Copy out every line from the one containing "panel-level-1: Level 1" down to the one containing "panel-level-2: Level 2", with both of those lines included.

> **Dataset entries**
>>

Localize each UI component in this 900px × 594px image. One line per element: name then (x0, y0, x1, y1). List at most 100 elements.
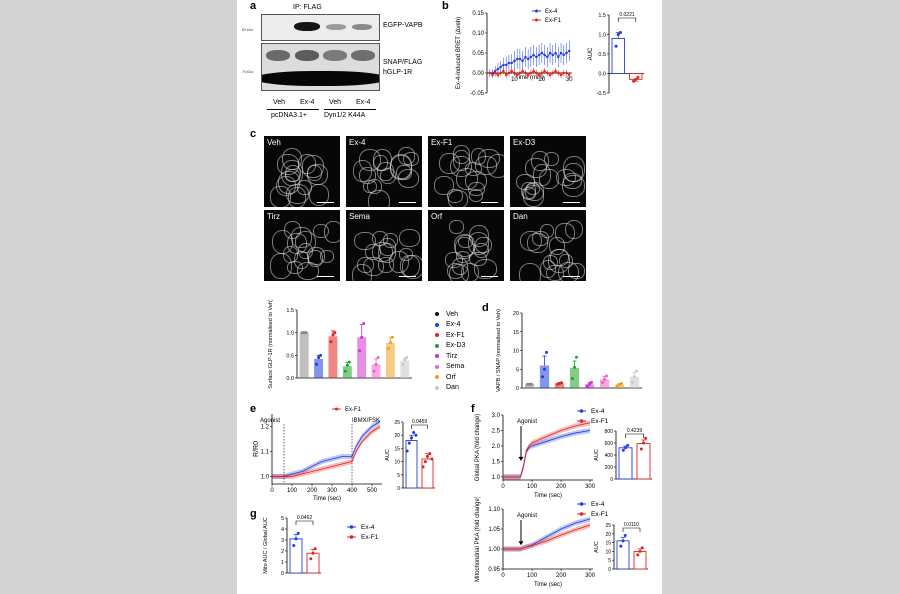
data-point (518, 57, 522, 61)
bar (400, 360, 410, 378)
legend-label: Ex-4 (591, 501, 605, 508)
data-point (554, 51, 557, 55)
x-tick-label: 300 (585, 484, 596, 490)
legend-dot (435, 375, 439, 380)
annotation-arrowhead (518, 456, 524, 461)
series-line (272, 421, 381, 477)
x-tick-label: 200 (556, 573, 567, 579)
bar (633, 550, 647, 570)
data-point (296, 531, 300, 535)
data-point (407, 441, 411, 445)
legend-label: Veh (446, 310, 459, 318)
series-band (503, 427, 591, 480)
cell-outline (383, 233, 399, 249)
cell-outline (555, 223, 575, 244)
y-tick-label: 10 (513, 349, 519, 355)
y-tick-label: 1.0 (286, 331, 294, 337)
y-tick-label: 0.0 (598, 72, 606, 78)
legend-label: Ex-4 (345, 402, 358, 404)
bar (371, 364, 381, 378)
legend-item: Orf (435, 372, 465, 383)
panel-label-c: c (250, 128, 257, 140)
group-line (324, 109, 376, 110)
bar (599, 379, 610, 388)
data-point (619, 544, 623, 548)
blot-band (266, 50, 290, 61)
data-point (551, 53, 555, 57)
data-point (313, 547, 317, 551)
legend-marker (579, 502, 584, 506)
blot-label-snap: SNAP/FLAG (383, 59, 423, 66)
data-point (540, 71, 544, 75)
cell-outline (397, 169, 420, 189)
bar (306, 552, 320, 574)
data-point (537, 53, 541, 57)
bar (524, 384, 535, 388)
x-tick-label: 0 (270, 488, 274, 494)
data-point (362, 322, 366, 326)
y-tick-label: 25 (605, 523, 611, 529)
blot-label-glp1r: hGLP-1R (383, 69, 413, 76)
data-point (529, 71, 533, 75)
bar (314, 358, 324, 378)
data-point (496, 73, 500, 77)
p-value-label: 0.0462 (297, 515, 313, 521)
cell-outline (469, 189, 484, 203)
data-point (401, 362, 405, 366)
cell-outline (533, 164, 552, 186)
y-axis-label: AUC (594, 541, 600, 553)
scale-bar (399, 201, 416, 203)
data-point (624, 446, 627, 450)
data-point (343, 369, 347, 373)
data-point (571, 377, 574, 381)
legend-marker (579, 409, 584, 413)
data-point (496, 67, 500, 71)
data-point (494, 71, 497, 75)
legend-marker (349, 525, 354, 529)
legend-dot (435, 354, 439, 359)
y-tick-label: -0.05 (470, 91, 484, 97)
data-point (521, 69, 524, 73)
y-tick-label: 15 (394, 446, 400, 452)
blot-mw-top: 50 kDa (242, 28, 254, 32)
scale-bar (481, 201, 498, 203)
legend-item: Ex-F1 (435, 330, 465, 341)
cell-outline (543, 151, 559, 166)
data-point (543, 367, 546, 371)
data-point (639, 447, 643, 451)
x-tick-label: 400 (347, 488, 358, 494)
bar (611, 37, 625, 74)
micrograph: Ex-4 (346, 136, 422, 207)
series-line (272, 426, 381, 477)
data-point (568, 73, 571, 77)
cell-outline (453, 150, 471, 171)
series-line (503, 422, 591, 478)
y-tick-label: 2.0 (492, 444, 501, 450)
data-point (603, 377, 606, 381)
data-point (532, 53, 535, 57)
y-tick-label: 0 (516, 386, 519, 392)
blot-band (294, 22, 320, 31)
legend-item: Ex-4 (435, 320, 465, 331)
scale-bar (563, 275, 580, 277)
cell-outline (542, 254, 559, 271)
x-axis-label: Time (sec) (534, 493, 562, 499)
cell-outline (452, 258, 469, 276)
data-point (315, 362, 319, 366)
data-point (644, 436, 648, 440)
y-tick-label: 1.2 (261, 425, 270, 431)
cell-outline (540, 224, 555, 239)
cell-outline (323, 221, 340, 244)
data-point (412, 431, 416, 435)
cell-outline (283, 221, 302, 240)
cell-outline (313, 223, 330, 239)
p-value-label: 0.4239 (627, 428, 643, 434)
series-line (489, 50, 570, 74)
micrograph: Sema (346, 210, 422, 281)
x-axis-label: Time (sec) (534, 582, 562, 588)
y-tick-label: 20 (605, 532, 611, 538)
x-tick-label: 20 (538, 77, 545, 83)
data-point (347, 360, 351, 364)
group-label-pcdna: pcDNA3.1+ (271, 112, 307, 119)
cell-outline (468, 181, 486, 196)
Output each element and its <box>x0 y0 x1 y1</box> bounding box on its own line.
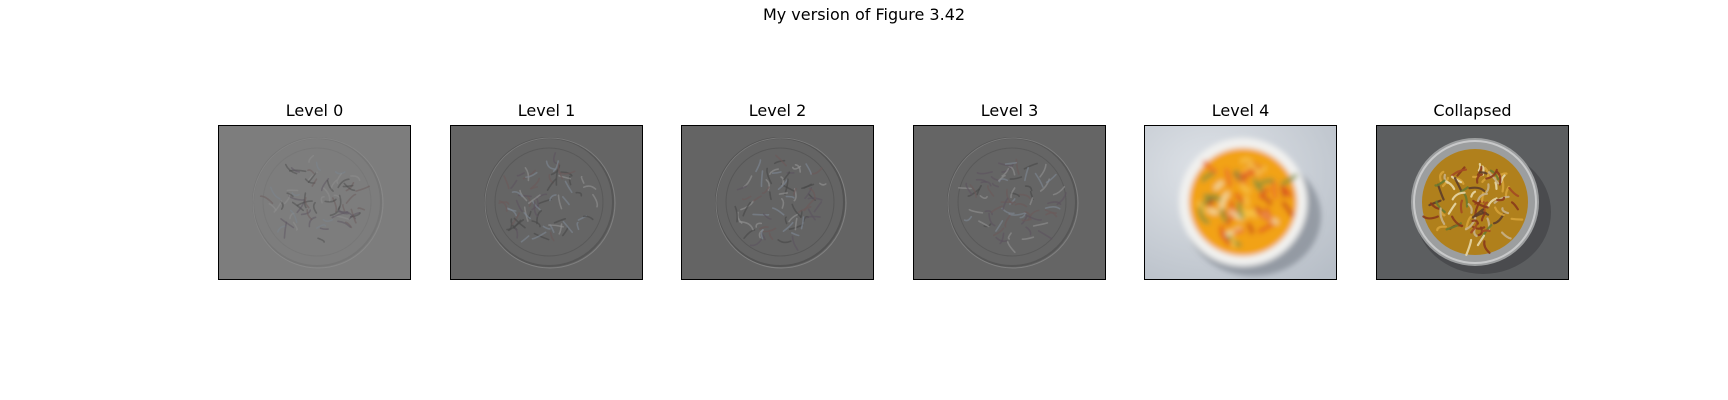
panel-level-1: Level 1 <box>450 100 643 280</box>
panel-title: Level 3 <box>980 101 1039 120</box>
panel-collapsed: Collapsed <box>1376 100 1569 280</box>
panel-level-0: Level 0 <box>218 100 411 280</box>
panel-title: Collapsed <box>1433 101 1512 120</box>
laplacian-level-1-image <box>450 125 643 280</box>
panel-level-3: Level 3 <box>913 100 1106 280</box>
panel-title: Level 1 <box>517 101 576 120</box>
panel-title: Level 0 <box>285 101 344 120</box>
panel-level-4: Level 4 <box>1144 100 1337 280</box>
figure-title: My version of Figure 3.42 <box>762 5 966 24</box>
laplacian-level-2-image <box>681 125 874 280</box>
panel-level-2: Level 2 <box>681 100 874 280</box>
laplacian-level-3-image <box>913 125 1106 280</box>
gaussian-level-4-image <box>1144 125 1337 280</box>
collapsed-image <box>1376 125 1569 280</box>
panel-title: Level 2 <box>748 101 807 120</box>
panel-title: Level 4 <box>1211 101 1270 120</box>
laplacian-level-0-image <box>218 125 411 280</box>
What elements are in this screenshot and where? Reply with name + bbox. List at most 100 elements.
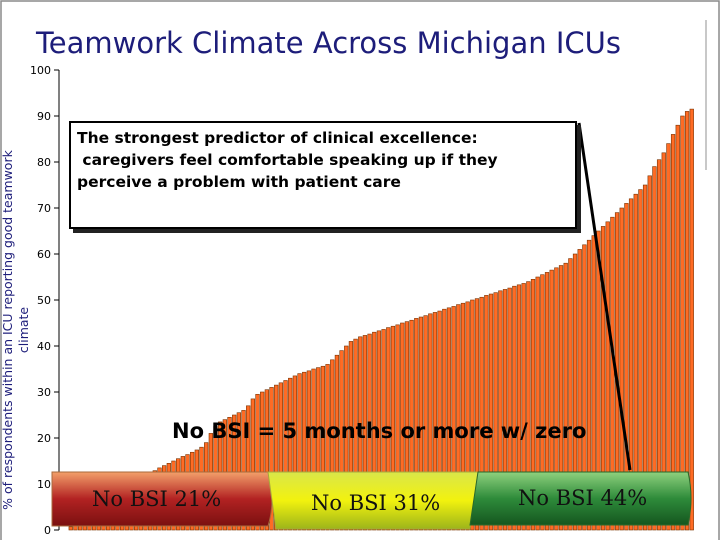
bar	[316, 367, 321, 531]
chart-title: Teamwork Climate Across Michigan ICUs	[36, 26, 621, 60]
bar	[549, 269, 554, 531]
bar	[600, 226, 606, 531]
bar	[358, 336, 363, 531]
bar	[460, 302, 466, 531]
bar	[255, 393, 260, 531]
callout-box: The strongest predictor of clinical exce…	[69, 121, 577, 229]
bar	[605, 221, 610, 531]
bar	[68, 526, 73, 531]
bar	[306, 370, 312, 531]
bsi-group-label-1: No BSI 21%	[92, 487, 222, 511]
callout-line-3: perceive a problem with patient care	[77, 173, 401, 191]
bar	[521, 283, 526, 531]
y-tick-label: 100	[30, 64, 51, 77]
callout-line-2: caregivers feel comfortable speaking up …	[77, 151, 498, 169]
y-tick-label: 40	[37, 340, 51, 353]
bar	[568, 258, 573, 531]
bsi-group-green-banner	[469, 471, 692, 526]
bsi-group-yellow-banner	[267, 471, 479, 530]
bar	[446, 307, 452, 531]
bar	[680, 115, 685, 531]
bar	[554, 267, 559, 531]
bar	[320, 365, 326, 531]
bar	[484, 295, 489, 531]
bar	[325, 364, 330, 531]
bar	[652, 166, 657, 531]
bar	[530, 278, 536, 531]
bar	[670, 134, 676, 531]
bar	[479, 296, 484, 531]
bar	[526, 281, 531, 531]
y-axis: 0 10 20 30 40 50 60 70 80 90 100	[30, 64, 60, 537]
bar	[362, 335, 368, 531]
bar	[540, 274, 545, 531]
bar	[372, 331, 377, 531]
bar	[423, 315, 428, 531]
bar	[292, 375, 298, 531]
bar	[339, 350, 344, 531]
pointer-line-right	[577, 122, 632, 471]
bar	[311, 368, 316, 531]
bar	[577, 249, 582, 531]
bar	[456, 304, 461, 531]
bar	[610, 216, 615, 531]
bar	[297, 373, 302, 531]
bar	[661, 152, 666, 531]
bar	[428, 313, 433, 531]
bar	[512, 285, 517, 531]
callout-line-1: The strongest predictor of clinical exce…	[77, 129, 478, 147]
bar	[642, 184, 648, 531]
bar	[451, 306, 456, 531]
bar	[283, 380, 288, 531]
bar	[488, 293, 494, 531]
bar	[507, 287, 512, 531]
bar	[400, 322, 405, 531]
bar	[596, 230, 601, 531]
bsi-group-label-2: No BSI 31%	[311, 491, 441, 515]
bar	[638, 189, 643, 531]
bar	[404, 321, 410, 531]
bar	[302, 371, 307, 531]
bar	[348, 341, 354, 531]
bar	[260, 391, 265, 531]
bar	[390, 325, 396, 531]
bar	[442, 308, 447, 531]
bar	[633, 193, 638, 531]
bar	[395, 324, 400, 531]
bar	[274, 384, 279, 531]
bar	[330, 359, 335, 531]
y-tick-label: 10	[37, 478, 51, 491]
bar	[656, 159, 662, 531]
bar	[264, 389, 270, 531]
bar	[367, 333, 372, 531]
decorative-rule	[705, 20, 707, 170]
bar	[666, 143, 671, 531]
y-tick-label: 80	[37, 156, 51, 169]
y-tick-label: 50	[37, 294, 51, 307]
bar	[414, 318, 419, 531]
bar	[344, 345, 349, 531]
bar	[558, 265, 564, 531]
bar	[432, 312, 438, 531]
no-bsi-definition-note: No BSI = 5 months or more w/ zero	[172, 419, 587, 443]
bar	[278, 382, 284, 531]
bar	[628, 198, 634, 531]
bar	[498, 290, 503, 531]
bar	[516, 284, 522, 531]
bar	[493, 292, 498, 531]
bar	[465, 301, 470, 531]
bar	[288, 377, 293, 531]
bar	[684, 111, 690, 531]
bar	[353, 338, 358, 531]
bar	[250, 398, 255, 531]
bar	[619, 207, 624, 531]
y-tick-label: 70	[37, 202, 51, 215]
bar	[586, 239, 592, 531]
bar	[376, 330, 382, 531]
bar	[544, 272, 550, 531]
bar	[624, 203, 629, 531]
bar	[689, 108, 694, 531]
bar	[334, 354, 340, 531]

<<

> **Solved exercise**
panel-level-1: Level 1 <box>450 100 643 280</box>
panel-title: Level 3 <box>980 101 1039 120</box>
panel-collapsed: Collapsed <box>1376 100 1569 280</box>
panel-level-0: Level 0 <box>218 100 411 280</box>
panel-title: Collapsed <box>1433 101 1512 120</box>
laplacian-level-1-image <box>450 125 643 280</box>
panel-level-3: Level 3 <box>913 100 1106 280</box>
panel-title: Level 1 <box>517 101 576 120</box>
panel-title: Level 0 <box>285 101 344 120</box>
panel-level-4: Level 4 <box>1144 100 1337 280</box>
figure-title: My version of Figure 3.42 <box>762 5 966 24</box>
laplacian-level-2-image <box>681 125 874 280</box>
panel-level-2: Level 2 <box>681 100 874 280</box>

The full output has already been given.